LISTED RECORDS -
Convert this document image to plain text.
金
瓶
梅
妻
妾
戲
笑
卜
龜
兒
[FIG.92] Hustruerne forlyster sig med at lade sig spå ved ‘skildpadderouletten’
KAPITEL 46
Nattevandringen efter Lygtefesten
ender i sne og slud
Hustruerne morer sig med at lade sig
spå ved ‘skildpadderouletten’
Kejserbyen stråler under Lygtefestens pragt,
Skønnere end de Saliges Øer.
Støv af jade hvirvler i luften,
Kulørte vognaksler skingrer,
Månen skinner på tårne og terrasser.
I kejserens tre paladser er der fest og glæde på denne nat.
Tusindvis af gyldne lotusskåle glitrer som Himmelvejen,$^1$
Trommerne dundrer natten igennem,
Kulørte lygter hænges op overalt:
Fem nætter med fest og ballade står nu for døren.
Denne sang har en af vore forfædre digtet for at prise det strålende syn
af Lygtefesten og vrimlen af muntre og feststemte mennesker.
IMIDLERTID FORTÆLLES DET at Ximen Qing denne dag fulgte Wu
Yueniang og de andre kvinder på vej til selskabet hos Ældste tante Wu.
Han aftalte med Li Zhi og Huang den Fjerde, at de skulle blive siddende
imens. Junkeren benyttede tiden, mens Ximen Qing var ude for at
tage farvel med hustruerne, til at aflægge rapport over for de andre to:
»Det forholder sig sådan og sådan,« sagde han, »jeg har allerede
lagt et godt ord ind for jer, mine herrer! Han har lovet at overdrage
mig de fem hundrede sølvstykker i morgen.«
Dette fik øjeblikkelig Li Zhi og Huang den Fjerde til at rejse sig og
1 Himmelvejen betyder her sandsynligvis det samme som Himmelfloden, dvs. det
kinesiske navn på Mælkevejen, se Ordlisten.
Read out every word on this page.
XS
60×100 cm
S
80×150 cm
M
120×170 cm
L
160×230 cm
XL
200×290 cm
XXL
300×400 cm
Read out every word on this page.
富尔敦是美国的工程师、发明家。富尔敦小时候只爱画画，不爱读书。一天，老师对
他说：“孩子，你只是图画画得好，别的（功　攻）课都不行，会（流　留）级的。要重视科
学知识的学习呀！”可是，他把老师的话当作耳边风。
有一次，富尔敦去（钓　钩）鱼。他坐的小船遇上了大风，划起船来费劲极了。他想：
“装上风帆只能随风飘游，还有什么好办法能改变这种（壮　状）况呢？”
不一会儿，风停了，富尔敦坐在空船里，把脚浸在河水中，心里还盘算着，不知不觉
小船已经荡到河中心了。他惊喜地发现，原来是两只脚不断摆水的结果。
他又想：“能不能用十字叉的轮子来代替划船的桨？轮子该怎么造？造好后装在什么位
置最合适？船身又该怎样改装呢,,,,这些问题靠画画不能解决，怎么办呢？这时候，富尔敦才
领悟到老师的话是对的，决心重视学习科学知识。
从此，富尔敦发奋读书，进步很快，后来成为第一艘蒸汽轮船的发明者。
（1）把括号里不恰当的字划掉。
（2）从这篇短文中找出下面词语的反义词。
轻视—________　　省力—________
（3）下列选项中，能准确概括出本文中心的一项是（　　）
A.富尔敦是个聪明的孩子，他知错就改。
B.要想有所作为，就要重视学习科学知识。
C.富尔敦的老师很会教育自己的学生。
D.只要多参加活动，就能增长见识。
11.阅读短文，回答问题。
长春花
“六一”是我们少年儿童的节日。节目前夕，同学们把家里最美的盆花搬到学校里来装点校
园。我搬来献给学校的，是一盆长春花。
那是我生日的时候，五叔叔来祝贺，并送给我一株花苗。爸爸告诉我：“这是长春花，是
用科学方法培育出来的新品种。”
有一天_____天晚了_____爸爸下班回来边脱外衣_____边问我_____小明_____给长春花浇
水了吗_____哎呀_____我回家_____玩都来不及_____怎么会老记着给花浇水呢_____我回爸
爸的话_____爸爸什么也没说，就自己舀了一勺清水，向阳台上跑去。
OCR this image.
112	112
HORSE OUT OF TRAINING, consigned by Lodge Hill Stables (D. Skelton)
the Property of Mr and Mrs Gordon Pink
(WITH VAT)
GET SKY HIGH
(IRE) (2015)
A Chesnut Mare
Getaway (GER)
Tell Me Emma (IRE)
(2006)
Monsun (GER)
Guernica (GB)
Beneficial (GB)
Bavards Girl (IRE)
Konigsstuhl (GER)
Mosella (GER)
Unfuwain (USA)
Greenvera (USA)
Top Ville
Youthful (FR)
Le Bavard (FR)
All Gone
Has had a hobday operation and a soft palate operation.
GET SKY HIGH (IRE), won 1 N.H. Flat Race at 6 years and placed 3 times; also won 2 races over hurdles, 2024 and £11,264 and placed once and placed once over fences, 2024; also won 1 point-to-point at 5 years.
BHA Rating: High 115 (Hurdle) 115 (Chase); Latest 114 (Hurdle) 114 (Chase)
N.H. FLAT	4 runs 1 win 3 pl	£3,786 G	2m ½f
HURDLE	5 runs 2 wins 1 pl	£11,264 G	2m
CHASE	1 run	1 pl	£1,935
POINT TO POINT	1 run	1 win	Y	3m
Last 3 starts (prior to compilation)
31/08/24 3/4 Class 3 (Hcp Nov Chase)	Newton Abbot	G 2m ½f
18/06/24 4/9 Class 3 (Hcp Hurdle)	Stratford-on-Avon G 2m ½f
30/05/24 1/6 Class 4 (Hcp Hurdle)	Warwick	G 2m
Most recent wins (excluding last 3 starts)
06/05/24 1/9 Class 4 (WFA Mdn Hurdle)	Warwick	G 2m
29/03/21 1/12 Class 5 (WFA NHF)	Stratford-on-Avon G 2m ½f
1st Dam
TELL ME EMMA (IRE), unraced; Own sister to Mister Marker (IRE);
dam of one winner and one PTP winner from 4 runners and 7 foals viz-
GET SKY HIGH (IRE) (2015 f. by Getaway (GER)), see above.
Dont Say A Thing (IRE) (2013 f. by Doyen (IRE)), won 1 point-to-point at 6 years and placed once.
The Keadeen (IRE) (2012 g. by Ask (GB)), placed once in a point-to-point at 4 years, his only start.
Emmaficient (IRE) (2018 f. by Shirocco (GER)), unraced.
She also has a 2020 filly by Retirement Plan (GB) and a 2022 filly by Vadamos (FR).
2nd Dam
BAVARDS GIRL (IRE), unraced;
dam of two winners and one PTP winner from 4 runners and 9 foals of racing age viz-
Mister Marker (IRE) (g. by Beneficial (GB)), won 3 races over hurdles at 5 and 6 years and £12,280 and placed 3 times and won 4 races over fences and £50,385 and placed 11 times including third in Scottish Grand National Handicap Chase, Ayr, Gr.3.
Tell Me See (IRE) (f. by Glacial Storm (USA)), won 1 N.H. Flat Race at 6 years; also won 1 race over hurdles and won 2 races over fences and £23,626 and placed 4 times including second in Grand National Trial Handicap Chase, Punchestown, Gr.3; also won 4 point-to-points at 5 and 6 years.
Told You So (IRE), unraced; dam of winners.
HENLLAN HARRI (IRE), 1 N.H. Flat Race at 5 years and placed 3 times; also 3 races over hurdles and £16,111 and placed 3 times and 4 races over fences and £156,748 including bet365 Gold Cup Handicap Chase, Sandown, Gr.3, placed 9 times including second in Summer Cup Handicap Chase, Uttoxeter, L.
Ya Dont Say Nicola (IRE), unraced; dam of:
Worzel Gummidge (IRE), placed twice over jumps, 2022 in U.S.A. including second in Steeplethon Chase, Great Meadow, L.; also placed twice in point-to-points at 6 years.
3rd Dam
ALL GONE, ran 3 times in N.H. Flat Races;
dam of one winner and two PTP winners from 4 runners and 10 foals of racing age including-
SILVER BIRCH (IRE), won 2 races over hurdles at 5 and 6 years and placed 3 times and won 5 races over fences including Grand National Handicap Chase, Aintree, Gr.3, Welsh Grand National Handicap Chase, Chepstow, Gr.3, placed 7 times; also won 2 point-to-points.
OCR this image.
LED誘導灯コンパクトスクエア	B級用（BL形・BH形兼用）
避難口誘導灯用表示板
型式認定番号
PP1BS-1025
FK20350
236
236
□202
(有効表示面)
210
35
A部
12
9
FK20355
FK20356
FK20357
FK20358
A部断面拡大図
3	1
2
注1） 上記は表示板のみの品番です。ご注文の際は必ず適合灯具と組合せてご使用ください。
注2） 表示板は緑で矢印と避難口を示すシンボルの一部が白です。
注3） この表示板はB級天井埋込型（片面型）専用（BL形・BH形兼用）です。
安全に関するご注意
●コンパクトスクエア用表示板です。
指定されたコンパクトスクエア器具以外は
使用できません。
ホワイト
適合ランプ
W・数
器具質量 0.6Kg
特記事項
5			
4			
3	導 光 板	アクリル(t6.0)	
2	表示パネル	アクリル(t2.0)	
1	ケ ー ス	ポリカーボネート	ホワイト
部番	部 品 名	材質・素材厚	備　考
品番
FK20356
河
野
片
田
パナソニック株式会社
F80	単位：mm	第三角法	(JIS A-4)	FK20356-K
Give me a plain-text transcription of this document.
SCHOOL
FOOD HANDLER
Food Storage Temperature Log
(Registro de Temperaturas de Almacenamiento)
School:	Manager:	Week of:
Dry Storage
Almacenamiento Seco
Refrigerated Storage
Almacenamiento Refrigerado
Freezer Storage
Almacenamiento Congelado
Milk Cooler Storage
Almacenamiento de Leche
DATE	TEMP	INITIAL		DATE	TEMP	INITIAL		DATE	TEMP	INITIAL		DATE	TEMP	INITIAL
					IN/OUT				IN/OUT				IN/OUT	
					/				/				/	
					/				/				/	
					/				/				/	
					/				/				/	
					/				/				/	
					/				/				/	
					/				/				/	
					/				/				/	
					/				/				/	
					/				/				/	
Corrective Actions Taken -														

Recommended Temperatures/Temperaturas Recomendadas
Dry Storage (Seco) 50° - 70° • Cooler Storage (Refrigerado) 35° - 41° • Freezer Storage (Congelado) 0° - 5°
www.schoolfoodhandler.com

TASK - Wherever the string "runs" appears in the entries above, list that line.

ANSWER IN FULL -
N.H. FLAT	4 runs 1 win 3 pl	£3,786 G	2m ½f
HURDLE	5 runs 2 wins 1 pl	£11,264 G	2m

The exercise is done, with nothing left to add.